Task details: Pictures within the data are to be left out; everything else must be reproduced exactly.

Start

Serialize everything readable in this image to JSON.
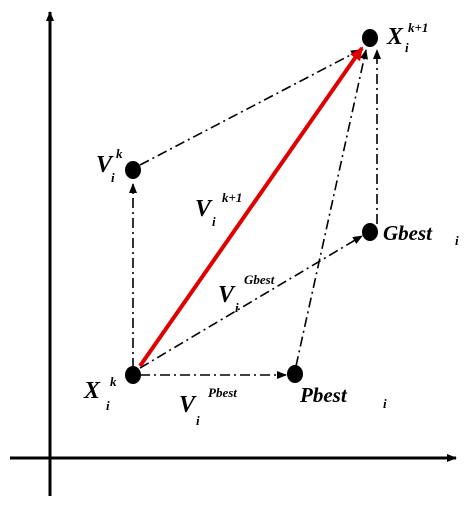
{
  "labels": [
    {
      "main": "X",
      "sub": "i",
      "sup": "k"
    },
    {
      "main": "V",
      "sub": "i",
      "sup": "k"
    },
    {
      "main": "X",
      "sub": "i",
      "sup": "k+1"
    },
    {
      "main": "Gbest",
      "sub": "i"
    },
    {
      "main": "Pbest",
      "sub": "i"
    },
    {
      "main": "V",
      "sub": "i",
      "sup": "k+1"
    },
    {
      "main": "V",
      "sub": "i",
      "sup": "Gbest"
    },
    {
      "main": "V",
      "sub": "i",
      "sup": "Pbest"
    }
  ]
}
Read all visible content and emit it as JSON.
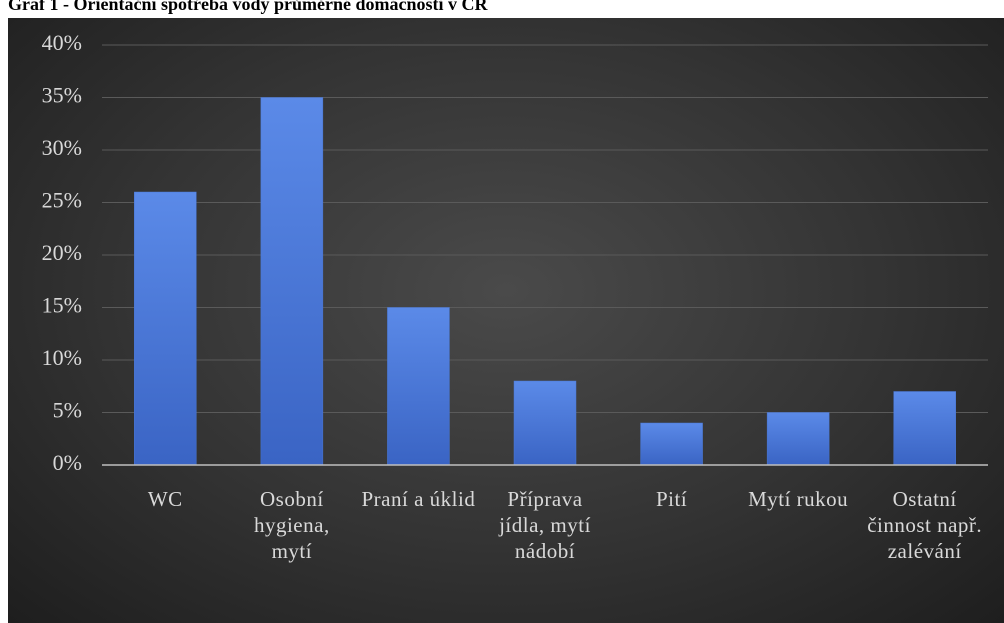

End

The result:
Serialize everything readable in this image to JSON.
{
  "labels": [
    {
      "main": "X",
      "sub": "i",
      "sup": "k"
    },
    {
      "main": "V",
      "sub": "i",
      "sup": "k"
    },
    {
      "main": "X",
      "sub": "i",
      "sup": "k+1"
    },
    {
      "main": "Gbest",
      "sub": "i"
    },
    {
      "main": "Pbest",
      "sub": "i"
    },
    {
      "main": "V",
      "sub": "i",
      "sup": "k+1"
    },
    {
      "main": "V",
      "sub": "i",
      "sup": "Gbest"
    },
    {
      "main": "V",
      "sub": "i",
      "sup": "Pbest"
    }
  ]
}
Read all visible content and emit it as JSON.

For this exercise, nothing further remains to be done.